Exercise: Skip the pictures and quote all of the lines exactly.

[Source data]
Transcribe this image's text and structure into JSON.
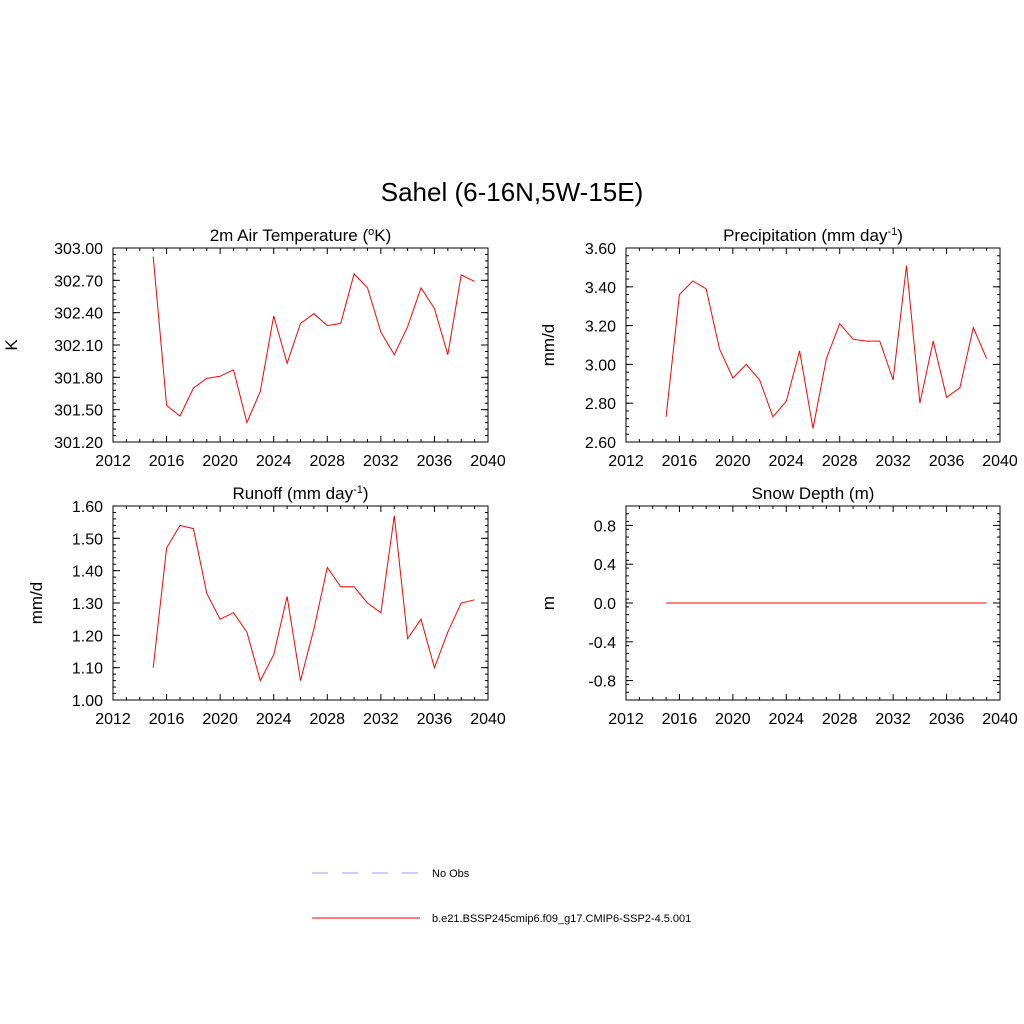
{
  "figure": {
    "title": "Sahel (6-16N,5W-15E)"
  },
  "chart_data": [
    {
      "type": "line",
      "title": "2m Air Temperature (",
      "title_sup": "o",
      "title_after": "K)",
      "ylabel": "K",
      "xlim": [
        2012,
        2040
      ],
      "ylim": [
        301.2,
        303.0
      ],
      "xticks": [
        "2012",
        "2016",
        "2020",
        "2024",
        "2028",
        "2032",
        "2036",
        "2040"
      ],
      "yticks": [
        301.2,
        301.5,
        301.8,
        302.1,
        302.4,
        302.7,
        303.0
      ],
      "ytick_labels": [
        "301.20",
        "301.50",
        "301.80",
        "302.10",
        "302.40",
        "302.70",
        "303.00"
      ],
      "series": [
        {
          "color": "#ff0000",
          "x": [
            2015,
            2016,
            2017,
            2018,
            2019,
            2020,
            2021,
            2022,
            2023,
            2024,
            2025,
            2026,
            2027,
            2028,
            2029,
            2030,
            2031,
            2032,
            2033,
            2034,
            2035,
            2036,
            2037,
            2038,
            2039
          ],
          "values": [
            302.92,
            301.54,
            301.44,
            301.7,
            301.79,
            301.81,
            301.87,
            301.38,
            301.67,
            302.37,
            301.93,
            302.3,
            302.39,
            302.28,
            302.3,
            302.76,
            302.63,
            302.22,
            302.01,
            302.27,
            302.63,
            302.44,
            302.01,
            302.75,
            302.69
          ]
        }
      ]
    },
    {
      "type": "line",
      "title": "Precipitation (mm day",
      "title_sup": "-1",
      "title_after": ")",
      "ylabel": "mm/d",
      "xlim": [
        2012,
        2040
      ],
      "ylim": [
        2.6,
        3.6
      ],
      "xticks": [
        "2012",
        "2016",
        "2020",
        "2024",
        "2028",
        "2032",
        "2036",
        "2040"
      ],
      "yticks": [
        2.6,
        2.8,
        3.0,
        3.2,
        3.4,
        3.6
      ],
      "ytick_labels": [
        "2.60",
        "2.80",
        "3.00",
        "3.20",
        "3.40",
        "3.60"
      ],
      "series": [
        {
          "color": "#ff0000",
          "x": [
            2015,
            2016,
            2017,
            2018,
            2019,
            2020,
            2021,
            2022,
            2023,
            2024,
            2025,
            2026,
            2027,
            2028,
            2029,
            2030,
            2031,
            2032,
            2033,
            2034,
            2035,
            2036,
            2037,
            2038,
            2039
          ],
          "values": [
            2.73,
            3.36,
            3.43,
            3.39,
            3.08,
            2.93,
            3.0,
            2.92,
            2.73,
            2.81,
            3.07,
            2.67,
            3.03,
            3.21,
            3.13,
            3.12,
            3.12,
            2.92,
            3.51,
            2.8,
            3.12,
            2.83,
            2.88,
            3.19,
            3.03
          ]
        }
      ]
    },
    {
      "type": "line",
      "title": "Runoff (mm day",
      "title_sup": "-1",
      "title_after": ")",
      "ylabel": "mm/d",
      "xlim": [
        2012,
        2040
      ],
      "ylim": [
        1.0,
        1.6
      ],
      "xticks": [
        "2012",
        "2016",
        "2020",
        "2024",
        "2028",
        "2032",
        "2036",
        "2040"
      ],
      "yticks": [
        1.0,
        1.1,
        1.2,
        1.3,
        1.4,
        1.5,
        1.6
      ],
      "ytick_labels": [
        "1.00",
        "1.10",
        "1.20",
        "1.30",
        "1.40",
        "1.50",
        "1.60"
      ],
      "series": [
        {
          "color": "#ff0000",
          "x": [
            2015,
            2016,
            2017,
            2018,
            2019,
            2020,
            2021,
            2022,
            2023,
            2024,
            2025,
            2026,
            2027,
            2028,
            2029,
            2030,
            2031,
            2032,
            2033,
            2034,
            2035,
            2036,
            2037,
            2038,
            2039
          ],
          "values": [
            1.1,
            1.47,
            1.54,
            1.53,
            1.33,
            1.25,
            1.27,
            1.21,
            1.06,
            1.14,
            1.32,
            1.06,
            1.22,
            1.41,
            1.35,
            1.35,
            1.3,
            1.27,
            1.57,
            1.19,
            1.25,
            1.1,
            1.21,
            1.3,
            1.31
          ]
        }
      ]
    },
    {
      "type": "line",
      "title": "Snow Depth (m)",
      "title_sup": "",
      "title_after": "",
      "ylabel": "m",
      "xlim": [
        2012,
        2040
      ],
      "ylim": [
        -1.0,
        1.0
      ],
      "xticks": [
        "2012",
        "2016",
        "2020",
        "2024",
        "2028",
        "2032",
        "2036",
        "2040"
      ],
      "yticks": [
        -0.8,
        -0.4,
        0.0,
        0.4,
        0.8
      ],
      "ytick_labels": [
        "-0.8",
        "-0.4",
        "0.0",
        "0.4",
        "0.8"
      ],
      "series": [
        {
          "color": "#ff0000",
          "x": [
            2015,
            2039
          ],
          "values": [
            0.0,
            0.0
          ]
        }
      ]
    }
  ],
  "legend": [
    {
      "label": "No Obs",
      "color": "#9999ff",
      "style": "dashed"
    },
    {
      "label": "b.e21.BSSP245cmip6.f09_g17.CMIP6-SSP2-4.5.001",
      "color": "#ff0000",
      "style": "solid"
    }
  ]
}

Completed task:
Transcribe this image's text and structure into JSON.
{
  "figure": {
    "title": "Sahel (6-16N,5W-15E)"
  },
  "chart_data": [
    {
      "type": "line",
      "title": "2m Air Temperature (",
      "title_sup": "o",
      "title_after": "K)",
      "ylabel": "K",
      "xlim": [
        2012,
        2040
      ],
      "ylim": [
        301.2,
        303.0
      ],
      "xticks": [
        "2012",
        "2016",
        "2020",
        "2024",
        "2028",
        "2032",
        "2036",
        "2040"
      ],
      "yticks": [
        301.2,
        301.5,
        301.8,
        302.1,
        302.4,
        302.7,
        303.0
      ],
      "ytick_labels": [
        "301.20",
        "301.50",
        "301.80",
        "302.10",
        "302.40",
        "302.70",
        "303.00"
      ],
      "series": [
        {
          "color": "#ff0000",
          "x": [
            2015,
            2016,
            2017,
            2018,
            2019,
            2020,
            2021,
            2022,
            2023,
            2024,
            2025,
            2026,
            2027,
            2028,
            2029,
            2030,
            2031,
            2032,
            2033,
            2034,
            2035,
            2036,
            2037,
            2038,
            2039
          ],
          "values": [
            302.92,
            301.54,
            301.44,
            301.7,
            301.79,
            301.81,
            301.87,
            301.38,
            301.67,
            302.37,
            301.93,
            302.3,
            302.39,
            302.28,
            302.3,
            302.76,
            302.63,
            302.22,
            302.01,
            302.27,
            302.63,
            302.44,
            302.01,
            302.75,
            302.69
          ]
        }
      ]
    },
    {
      "type": "line",
      "title": "Precipitation (mm day",
      "title_sup": "-1",
      "title_after": ")",
      "ylabel": "mm/d",
      "xlim": [
        2012,
        2040
      ],
      "ylim": [
        2.6,
        3.6
      ],
      "xticks": [
        "2012",
        "2016",
        "2020",
        "2024",
        "2028",
        "2032",
        "2036",
        "2040"
      ],
      "yticks": [
        2.6,
        2.8,
        3.0,
        3.2,
        3.4,
        3.6
      ],
      "ytick_labels": [
        "2.60",
        "2.80",
        "3.00",
        "3.20",
        "3.40",
        "3.60"
      ],
      "series": [
        {
          "color": "#ff0000",
          "x": [
            2015,
            2016,
            2017,
            2018,
            2019,
            2020,
            2021,
            2022,
            2023,
            2024,
            2025,
            2026,
            2027,
            2028,
            2029,
            2030,
            2031,
            2032,
            2033,
            2034,
            2035,
            2036,
            2037,
            2038,
            2039
          ],
          "values": [
            2.73,
            3.36,
            3.43,
            3.39,
            3.08,
            2.93,
            3.0,
            2.92,
            2.73,
            2.81,
            3.07,
            2.67,
            3.03,
            3.21,
            3.13,
            3.12,
            3.12,
            2.92,
            3.51,
            2.8,
            3.12,
            2.83,
            2.88,
            3.19,
            3.03
          ]
        }
      ]
    },
    {
      "type": "line",
      "title": "Runoff (mm day",
      "title_sup": "-1",
      "title_after": ")",
      "ylabel": "mm/d",
      "xlim": [
        2012,
        2040
      ],
      "ylim": [
        1.0,
        1.6
      ],
      "xticks": [
        "2012",
        "2016",
        "2020",
        "2024",
        "2028",
        "2032",
        "2036",
        "2040"
      ],
      "yticks": [
        1.0,
        1.1,
        1.2,
        1.3,
        1.4,
        1.5,
        1.6
      ],
      "ytick_labels": [
        "1.00",
        "1.10",
        "1.20",
        "1.30",
        "1.40",
        "1.50",
        "1.60"
      ],
      "series": [
        {
          "color": "#ff0000",
          "x": [
            2015,
            2016,
            2017,
            2018,
            2019,
            2020,
            2021,
            2022,
            2023,
            2024,
            2025,
            2026,
            2027,
            2028,
            2029,
            2030,
            2031,
            2032,
            2033,
            2034,
            2035,
            2036,
            2037,
            2038,
            2039
          ],
          "values": [
            1.1,
            1.47,
            1.54,
            1.53,
            1.33,
            1.25,
            1.27,
            1.21,
            1.06,
            1.14,
            1.32,
            1.06,
            1.22,
            1.41,
            1.35,
            1.35,
            1.3,
            1.27,
            1.57,
            1.19,
            1.25,
            1.1,
            1.21,
            1.3,
            1.31
          ]
        }
      ]
    },
    {
      "type": "line",
      "title": "Snow Depth (m)",
      "title_sup": "",
      "title_after": "",
      "ylabel": "m",
      "xlim": [
        2012,
        2040
      ],
      "ylim": [
        -1.0,
        1.0
      ],
      "xticks": [
        "2012",
        "2016",
        "2020",
        "2024",
        "2028",
        "2032",
        "2036",
        "2040"
      ],
      "yticks": [
        -0.8,
        -0.4,
        0.0,
        0.4,
        0.8
      ],
      "ytick_labels": [
        "-0.8",
        "-0.4",
        "0.0",
        "0.4",
        "0.8"
      ],
      "series": [
        {
          "color": "#ff0000",
          "x": [
            2015,
            2039
          ],
          "values": [
            0.0,
            0.0
          ]
        }
      ]
    }
  ],
  "legend": [
    {
      "label": "No Obs",
      "color": "#9999ff",
      "style": "dashed"
    },
    {
      "label": "b.e21.BSSP245cmip6.f09_g17.CMIP6-SSP2-4.5.001",
      "color": "#ff0000",
      "style": "solid"
    }
  ]
}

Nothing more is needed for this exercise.